◆ Work instructions
Check each line of the data for "собрания" and select those that have it.

[Entries taken from a collection]
######

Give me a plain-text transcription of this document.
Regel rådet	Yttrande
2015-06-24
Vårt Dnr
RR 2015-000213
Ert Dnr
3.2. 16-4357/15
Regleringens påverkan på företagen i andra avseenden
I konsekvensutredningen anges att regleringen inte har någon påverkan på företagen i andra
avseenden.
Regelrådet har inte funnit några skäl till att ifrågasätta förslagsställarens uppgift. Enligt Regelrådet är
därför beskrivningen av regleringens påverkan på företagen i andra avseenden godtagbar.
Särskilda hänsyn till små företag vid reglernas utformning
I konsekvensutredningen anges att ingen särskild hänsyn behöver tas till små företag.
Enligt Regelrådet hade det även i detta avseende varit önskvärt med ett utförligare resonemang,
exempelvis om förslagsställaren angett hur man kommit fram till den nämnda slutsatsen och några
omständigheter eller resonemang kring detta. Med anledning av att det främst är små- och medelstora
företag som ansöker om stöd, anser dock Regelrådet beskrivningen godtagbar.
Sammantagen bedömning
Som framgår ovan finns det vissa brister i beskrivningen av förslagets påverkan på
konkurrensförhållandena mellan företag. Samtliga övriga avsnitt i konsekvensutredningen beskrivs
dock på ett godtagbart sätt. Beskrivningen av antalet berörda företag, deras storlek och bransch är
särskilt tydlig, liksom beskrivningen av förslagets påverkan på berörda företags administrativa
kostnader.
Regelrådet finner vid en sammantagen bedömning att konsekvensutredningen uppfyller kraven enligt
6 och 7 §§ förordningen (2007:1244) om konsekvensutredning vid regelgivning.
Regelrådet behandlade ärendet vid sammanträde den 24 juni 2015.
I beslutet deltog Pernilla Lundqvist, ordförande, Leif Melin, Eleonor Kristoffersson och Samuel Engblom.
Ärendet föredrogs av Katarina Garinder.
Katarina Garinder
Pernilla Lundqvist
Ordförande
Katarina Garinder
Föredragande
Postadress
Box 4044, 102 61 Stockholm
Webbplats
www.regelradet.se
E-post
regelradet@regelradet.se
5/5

######

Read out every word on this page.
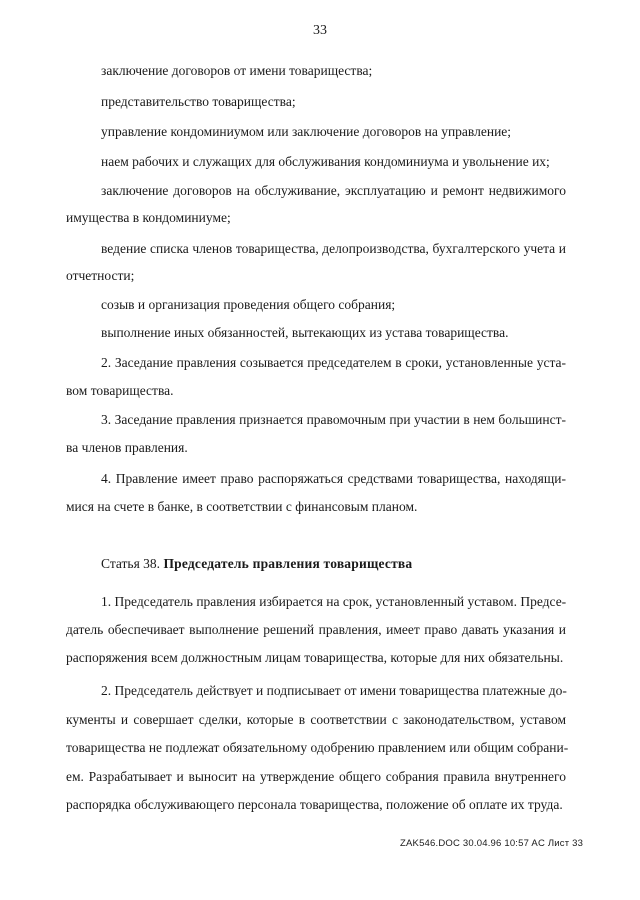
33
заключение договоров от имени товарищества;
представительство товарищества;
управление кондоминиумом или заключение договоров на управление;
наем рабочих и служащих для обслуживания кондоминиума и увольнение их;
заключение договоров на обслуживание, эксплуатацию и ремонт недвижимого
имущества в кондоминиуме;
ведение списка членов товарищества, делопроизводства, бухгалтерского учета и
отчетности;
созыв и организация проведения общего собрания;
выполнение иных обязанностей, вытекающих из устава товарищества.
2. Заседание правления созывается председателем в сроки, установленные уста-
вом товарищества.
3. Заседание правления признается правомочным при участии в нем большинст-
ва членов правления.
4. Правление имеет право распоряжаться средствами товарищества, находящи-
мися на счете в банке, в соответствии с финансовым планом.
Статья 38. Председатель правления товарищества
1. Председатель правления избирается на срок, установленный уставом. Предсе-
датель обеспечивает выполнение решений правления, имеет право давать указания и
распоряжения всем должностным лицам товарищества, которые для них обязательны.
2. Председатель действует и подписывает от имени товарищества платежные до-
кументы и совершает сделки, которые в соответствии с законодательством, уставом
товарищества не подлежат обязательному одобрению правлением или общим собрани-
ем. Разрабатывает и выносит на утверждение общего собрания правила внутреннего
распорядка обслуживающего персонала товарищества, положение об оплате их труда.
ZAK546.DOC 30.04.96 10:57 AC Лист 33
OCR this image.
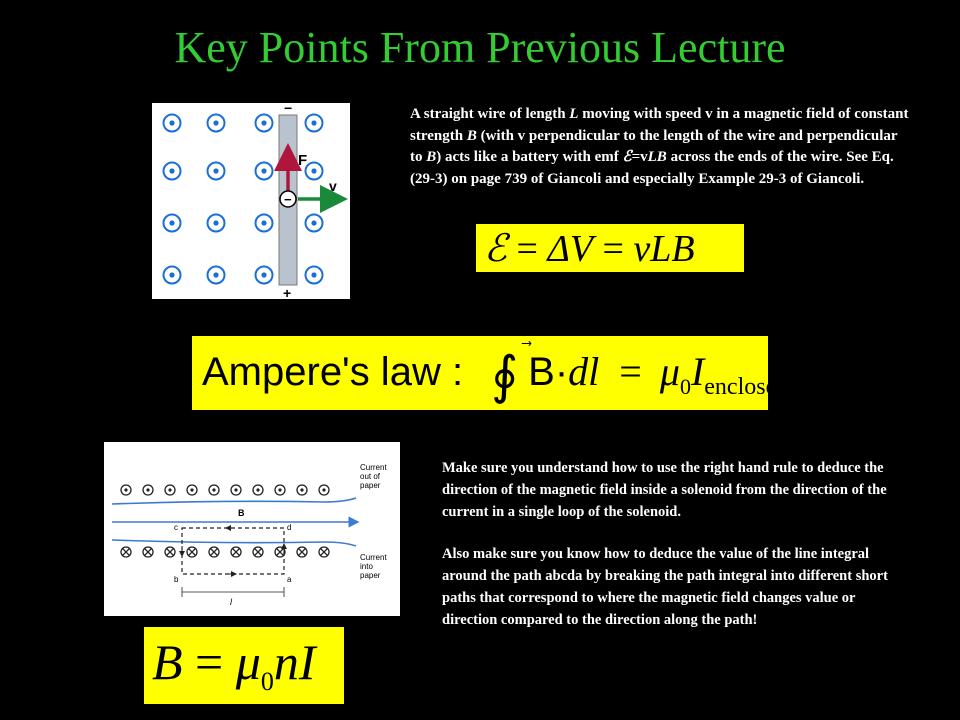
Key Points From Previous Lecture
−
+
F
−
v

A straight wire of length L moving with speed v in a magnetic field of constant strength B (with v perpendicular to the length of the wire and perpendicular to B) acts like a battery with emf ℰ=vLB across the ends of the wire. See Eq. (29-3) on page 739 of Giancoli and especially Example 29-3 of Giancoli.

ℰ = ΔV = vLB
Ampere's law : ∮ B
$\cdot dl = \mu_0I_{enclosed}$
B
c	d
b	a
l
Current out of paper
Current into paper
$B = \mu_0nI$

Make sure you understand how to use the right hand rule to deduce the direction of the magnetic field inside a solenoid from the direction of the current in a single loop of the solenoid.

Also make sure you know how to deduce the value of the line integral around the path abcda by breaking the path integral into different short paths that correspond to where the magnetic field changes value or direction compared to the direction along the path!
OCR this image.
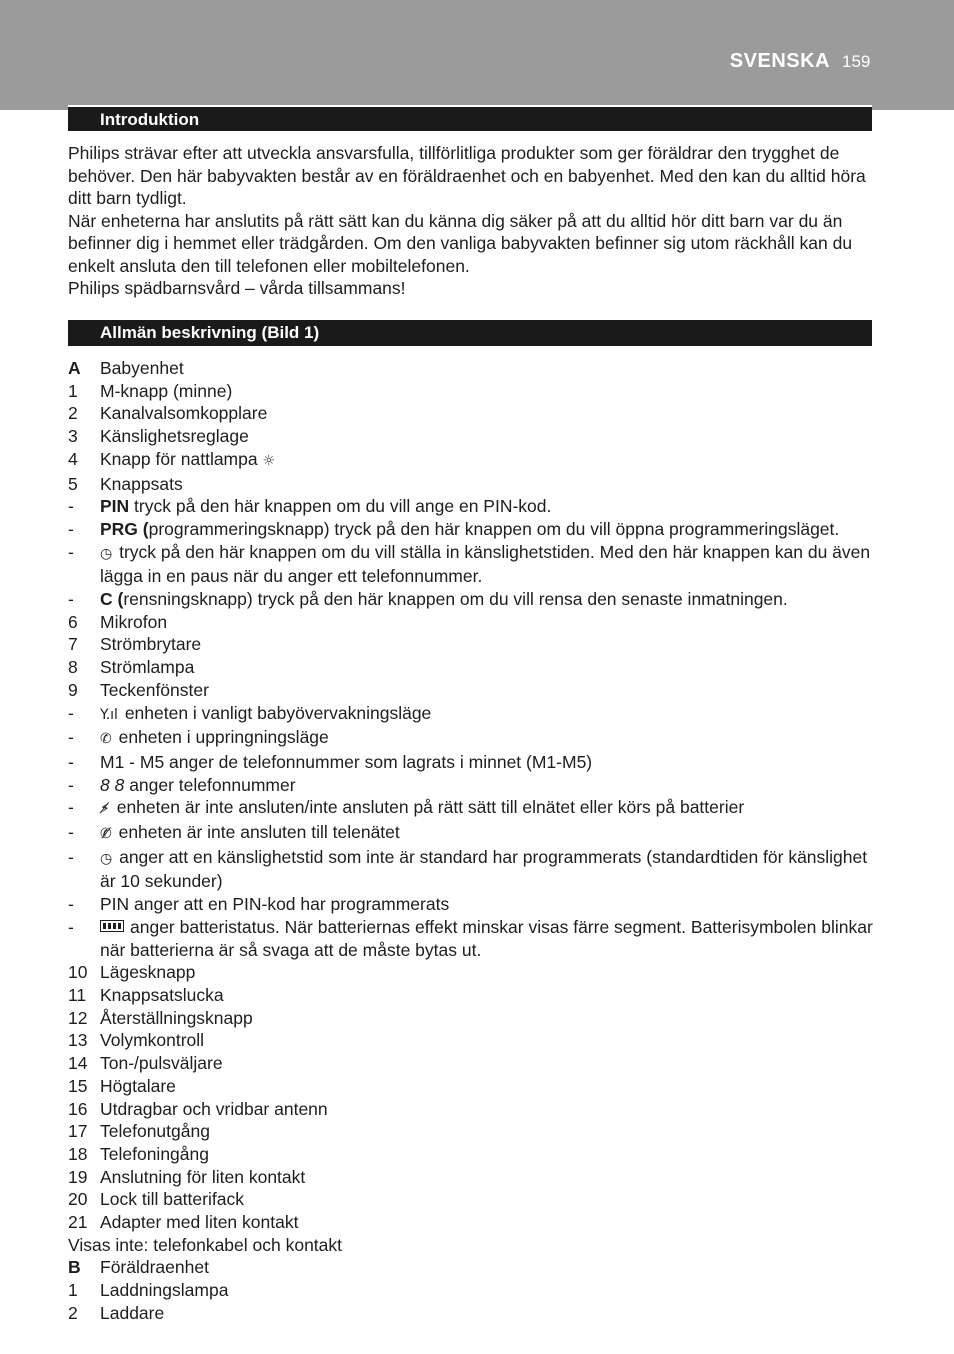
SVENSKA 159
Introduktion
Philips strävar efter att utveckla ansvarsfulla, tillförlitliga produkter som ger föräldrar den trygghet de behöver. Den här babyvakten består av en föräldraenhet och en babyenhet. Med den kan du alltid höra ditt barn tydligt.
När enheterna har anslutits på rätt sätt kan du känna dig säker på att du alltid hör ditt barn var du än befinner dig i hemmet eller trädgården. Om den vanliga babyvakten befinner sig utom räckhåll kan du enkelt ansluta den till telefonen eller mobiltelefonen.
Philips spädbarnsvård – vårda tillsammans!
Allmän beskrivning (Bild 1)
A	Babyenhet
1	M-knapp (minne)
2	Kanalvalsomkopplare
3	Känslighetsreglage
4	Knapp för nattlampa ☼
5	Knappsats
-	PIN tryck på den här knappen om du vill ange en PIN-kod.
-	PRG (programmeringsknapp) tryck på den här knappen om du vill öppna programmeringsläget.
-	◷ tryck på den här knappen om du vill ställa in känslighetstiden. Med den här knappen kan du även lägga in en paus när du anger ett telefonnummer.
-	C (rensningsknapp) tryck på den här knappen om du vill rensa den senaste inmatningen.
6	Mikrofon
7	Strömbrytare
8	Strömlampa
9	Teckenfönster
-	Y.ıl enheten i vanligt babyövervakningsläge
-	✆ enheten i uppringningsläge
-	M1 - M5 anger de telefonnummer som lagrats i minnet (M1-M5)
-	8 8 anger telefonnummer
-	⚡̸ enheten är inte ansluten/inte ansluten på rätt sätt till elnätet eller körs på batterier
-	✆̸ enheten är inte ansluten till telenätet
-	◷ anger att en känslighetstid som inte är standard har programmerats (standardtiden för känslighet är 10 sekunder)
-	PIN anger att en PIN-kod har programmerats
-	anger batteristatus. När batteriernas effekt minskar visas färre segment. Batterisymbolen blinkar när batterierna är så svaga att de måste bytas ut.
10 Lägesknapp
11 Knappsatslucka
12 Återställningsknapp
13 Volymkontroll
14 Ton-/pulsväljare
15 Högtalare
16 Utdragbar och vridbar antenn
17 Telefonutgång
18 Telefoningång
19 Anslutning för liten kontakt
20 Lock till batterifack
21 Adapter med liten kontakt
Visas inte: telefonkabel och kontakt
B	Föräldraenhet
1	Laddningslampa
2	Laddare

######

◆ Exercise response
созыв и организация проведения общего собрания;
ем. Разрабатывает и выносит на утверждение общего собрания правила внутреннего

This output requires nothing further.